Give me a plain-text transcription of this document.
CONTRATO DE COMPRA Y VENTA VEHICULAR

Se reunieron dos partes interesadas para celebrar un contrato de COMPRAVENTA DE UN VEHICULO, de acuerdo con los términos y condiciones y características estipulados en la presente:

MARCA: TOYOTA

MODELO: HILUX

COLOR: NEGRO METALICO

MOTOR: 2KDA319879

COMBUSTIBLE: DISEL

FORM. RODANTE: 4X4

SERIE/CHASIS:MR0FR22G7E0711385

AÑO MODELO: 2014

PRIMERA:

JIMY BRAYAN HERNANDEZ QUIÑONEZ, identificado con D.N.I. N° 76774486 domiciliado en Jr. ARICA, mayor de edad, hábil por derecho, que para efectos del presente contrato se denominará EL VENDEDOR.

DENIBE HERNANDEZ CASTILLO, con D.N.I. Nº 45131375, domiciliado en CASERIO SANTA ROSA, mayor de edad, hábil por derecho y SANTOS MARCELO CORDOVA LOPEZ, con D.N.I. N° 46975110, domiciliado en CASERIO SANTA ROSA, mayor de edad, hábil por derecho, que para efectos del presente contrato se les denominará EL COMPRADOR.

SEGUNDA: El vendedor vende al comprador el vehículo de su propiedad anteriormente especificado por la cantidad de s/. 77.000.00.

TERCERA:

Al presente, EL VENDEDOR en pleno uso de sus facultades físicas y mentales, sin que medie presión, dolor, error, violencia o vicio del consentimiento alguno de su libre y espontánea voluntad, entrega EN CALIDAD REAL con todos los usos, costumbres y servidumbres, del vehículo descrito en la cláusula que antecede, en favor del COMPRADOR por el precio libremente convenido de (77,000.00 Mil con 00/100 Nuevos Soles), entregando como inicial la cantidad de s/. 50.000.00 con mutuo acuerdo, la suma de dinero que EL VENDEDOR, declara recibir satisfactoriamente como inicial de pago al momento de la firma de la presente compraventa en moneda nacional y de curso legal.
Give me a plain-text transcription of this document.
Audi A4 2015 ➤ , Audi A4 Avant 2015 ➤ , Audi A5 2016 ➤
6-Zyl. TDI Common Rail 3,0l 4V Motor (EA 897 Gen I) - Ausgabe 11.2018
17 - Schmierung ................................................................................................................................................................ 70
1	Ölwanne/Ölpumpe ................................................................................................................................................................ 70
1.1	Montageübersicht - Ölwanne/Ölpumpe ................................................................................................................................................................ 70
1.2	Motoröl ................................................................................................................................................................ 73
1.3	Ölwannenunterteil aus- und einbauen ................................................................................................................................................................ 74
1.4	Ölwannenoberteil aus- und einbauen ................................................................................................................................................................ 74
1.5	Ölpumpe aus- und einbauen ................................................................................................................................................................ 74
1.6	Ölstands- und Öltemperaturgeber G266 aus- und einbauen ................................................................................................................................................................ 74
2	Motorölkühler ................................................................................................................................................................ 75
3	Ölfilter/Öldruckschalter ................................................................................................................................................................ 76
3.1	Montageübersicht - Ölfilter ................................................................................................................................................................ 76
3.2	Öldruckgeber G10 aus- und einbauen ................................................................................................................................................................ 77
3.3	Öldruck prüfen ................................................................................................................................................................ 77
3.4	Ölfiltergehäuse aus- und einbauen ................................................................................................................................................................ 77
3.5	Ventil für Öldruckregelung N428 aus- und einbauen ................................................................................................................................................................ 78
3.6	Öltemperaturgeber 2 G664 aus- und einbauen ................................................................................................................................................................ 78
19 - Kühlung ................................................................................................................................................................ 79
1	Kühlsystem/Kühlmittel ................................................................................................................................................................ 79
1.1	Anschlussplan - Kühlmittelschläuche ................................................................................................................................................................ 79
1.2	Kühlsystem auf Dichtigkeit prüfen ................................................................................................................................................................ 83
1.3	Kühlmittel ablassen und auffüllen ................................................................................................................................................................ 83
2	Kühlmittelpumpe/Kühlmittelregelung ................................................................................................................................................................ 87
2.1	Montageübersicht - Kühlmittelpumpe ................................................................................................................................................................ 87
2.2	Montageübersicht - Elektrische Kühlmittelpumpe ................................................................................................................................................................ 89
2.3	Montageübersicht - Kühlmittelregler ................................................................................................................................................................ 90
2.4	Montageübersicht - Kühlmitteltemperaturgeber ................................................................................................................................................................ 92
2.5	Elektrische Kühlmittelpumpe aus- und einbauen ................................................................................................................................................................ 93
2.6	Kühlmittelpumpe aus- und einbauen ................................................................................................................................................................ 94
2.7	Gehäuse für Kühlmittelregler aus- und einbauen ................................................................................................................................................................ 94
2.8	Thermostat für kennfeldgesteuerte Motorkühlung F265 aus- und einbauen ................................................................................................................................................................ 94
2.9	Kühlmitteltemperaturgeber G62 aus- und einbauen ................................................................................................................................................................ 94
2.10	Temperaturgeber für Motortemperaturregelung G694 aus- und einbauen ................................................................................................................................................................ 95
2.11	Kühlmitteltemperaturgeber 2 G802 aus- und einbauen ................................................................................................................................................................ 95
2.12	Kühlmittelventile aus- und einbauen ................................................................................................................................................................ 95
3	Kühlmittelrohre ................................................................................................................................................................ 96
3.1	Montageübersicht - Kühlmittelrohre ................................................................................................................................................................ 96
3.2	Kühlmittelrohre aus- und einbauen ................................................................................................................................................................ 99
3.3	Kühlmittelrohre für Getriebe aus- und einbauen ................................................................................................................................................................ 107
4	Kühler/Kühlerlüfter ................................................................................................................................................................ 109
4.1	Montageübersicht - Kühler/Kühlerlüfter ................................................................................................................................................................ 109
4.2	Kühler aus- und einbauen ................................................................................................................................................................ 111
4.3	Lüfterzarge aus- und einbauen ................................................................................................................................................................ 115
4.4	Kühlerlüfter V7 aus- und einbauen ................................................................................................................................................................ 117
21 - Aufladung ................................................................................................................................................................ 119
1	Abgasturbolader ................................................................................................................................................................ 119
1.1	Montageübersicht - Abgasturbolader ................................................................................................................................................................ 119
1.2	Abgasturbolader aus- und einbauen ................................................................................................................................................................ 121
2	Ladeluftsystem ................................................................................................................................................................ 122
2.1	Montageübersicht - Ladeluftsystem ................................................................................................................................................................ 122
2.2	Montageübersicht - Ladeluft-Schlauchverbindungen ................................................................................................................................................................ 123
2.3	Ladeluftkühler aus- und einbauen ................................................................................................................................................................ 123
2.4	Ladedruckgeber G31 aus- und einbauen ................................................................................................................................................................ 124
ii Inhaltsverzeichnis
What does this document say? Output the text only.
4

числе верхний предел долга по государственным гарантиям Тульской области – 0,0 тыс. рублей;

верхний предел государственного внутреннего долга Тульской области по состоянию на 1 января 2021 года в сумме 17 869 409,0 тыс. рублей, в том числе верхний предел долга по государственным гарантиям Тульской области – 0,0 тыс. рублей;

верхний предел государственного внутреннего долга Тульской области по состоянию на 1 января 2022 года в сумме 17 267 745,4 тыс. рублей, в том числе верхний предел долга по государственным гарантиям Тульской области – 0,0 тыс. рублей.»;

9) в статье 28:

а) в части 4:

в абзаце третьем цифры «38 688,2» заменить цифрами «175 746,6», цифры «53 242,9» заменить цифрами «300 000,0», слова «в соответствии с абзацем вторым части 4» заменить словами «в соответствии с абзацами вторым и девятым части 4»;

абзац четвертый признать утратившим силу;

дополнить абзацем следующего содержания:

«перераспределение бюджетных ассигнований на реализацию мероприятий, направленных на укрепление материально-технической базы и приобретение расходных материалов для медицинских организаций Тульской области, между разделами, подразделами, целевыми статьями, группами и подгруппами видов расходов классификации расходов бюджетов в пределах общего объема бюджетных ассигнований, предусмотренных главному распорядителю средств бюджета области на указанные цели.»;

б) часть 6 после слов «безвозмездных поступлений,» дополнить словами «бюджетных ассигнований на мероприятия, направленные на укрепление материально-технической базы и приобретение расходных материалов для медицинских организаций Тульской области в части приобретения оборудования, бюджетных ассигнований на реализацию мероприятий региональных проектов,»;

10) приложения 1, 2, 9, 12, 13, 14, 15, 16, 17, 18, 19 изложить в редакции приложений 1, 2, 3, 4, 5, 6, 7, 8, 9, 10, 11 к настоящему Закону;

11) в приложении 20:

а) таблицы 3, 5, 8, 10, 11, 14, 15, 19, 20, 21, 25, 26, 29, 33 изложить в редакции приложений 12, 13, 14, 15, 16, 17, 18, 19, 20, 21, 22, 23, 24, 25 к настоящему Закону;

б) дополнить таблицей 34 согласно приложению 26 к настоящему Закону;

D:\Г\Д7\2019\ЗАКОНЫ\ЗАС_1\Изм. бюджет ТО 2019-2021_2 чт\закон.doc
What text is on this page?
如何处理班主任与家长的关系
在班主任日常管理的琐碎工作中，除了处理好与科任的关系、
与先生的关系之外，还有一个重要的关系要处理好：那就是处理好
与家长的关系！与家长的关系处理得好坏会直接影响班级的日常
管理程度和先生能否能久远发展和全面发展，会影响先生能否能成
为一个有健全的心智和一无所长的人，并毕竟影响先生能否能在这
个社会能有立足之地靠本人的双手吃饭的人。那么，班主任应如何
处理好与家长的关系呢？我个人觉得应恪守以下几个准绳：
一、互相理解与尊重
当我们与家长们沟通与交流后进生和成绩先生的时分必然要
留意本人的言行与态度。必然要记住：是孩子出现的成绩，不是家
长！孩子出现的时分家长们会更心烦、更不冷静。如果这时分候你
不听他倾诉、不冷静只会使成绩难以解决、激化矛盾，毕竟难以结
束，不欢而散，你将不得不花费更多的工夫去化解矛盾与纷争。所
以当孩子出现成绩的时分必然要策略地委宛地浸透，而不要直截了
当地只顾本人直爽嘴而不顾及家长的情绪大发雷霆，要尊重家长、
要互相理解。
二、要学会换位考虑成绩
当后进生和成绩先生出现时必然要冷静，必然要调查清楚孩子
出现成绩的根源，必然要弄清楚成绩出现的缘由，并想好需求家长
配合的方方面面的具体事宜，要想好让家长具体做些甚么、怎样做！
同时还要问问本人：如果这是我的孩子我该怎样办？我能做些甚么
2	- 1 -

__________

Direction. Beginning at the line that holds "What text is on this page?", reproduce each line of the records above down to and including the last one.

Written reply.
What text is on this page?
如何处理班主任与家长的关系
在班主任日常管理的琐碎工作中，除了处理好与科任的关系、
与先生的关系之外，还有一个重要的关系要处理好：那就是处理好
与家长的关系！与家长的关系处理得好坏会直接影响班级的日常
管理程度和先生能否能久远发展和全面发展，会影响先生能否能成
为一个有健全的心智和一无所长的人，并毕竟影响先生能否能在这
个社会能有立足之地靠本人的双手吃饭的人。那么，班主任应如何
处理好与家长的关系呢？我个人觉得应恪守以下几个准绳：
一、互相理解与尊重
当我们与家长们沟通与交流后进生和成绩先生的时分必然要
留意本人的言行与态度。必然要记住：是孩子出现的成绩，不是家
长！孩子出现的时分家长们会更心烦、更不冷静。如果这时分候你
不听他倾诉、不冷静只会使成绩难以解决、激化矛盾，毕竟难以结
束，不欢而散，你将不得不花费更多的工夫去化解矛盾与纷争。所
以当孩子出现成绩的时分必然要策略地委宛地浸透，而不要直截了
当地只顾本人直爽嘴而不顾及家长的情绪大发雷霆，要尊重家长、
要互相理解。
二、要学会换位考虑成绩
当后进生和成绩先生出现时必然要冷静，必然要调查清楚孩子
出现成绩的根源，必然要弄清楚成绩出现的缘由，并想好需求家长
配合的方方面面的具体事宜，要想好让家长具体做些甚么、怎样做！
同时还要问问本人：如果这是我的孩子我该怎样办？我能做些甚么
2	- 1 -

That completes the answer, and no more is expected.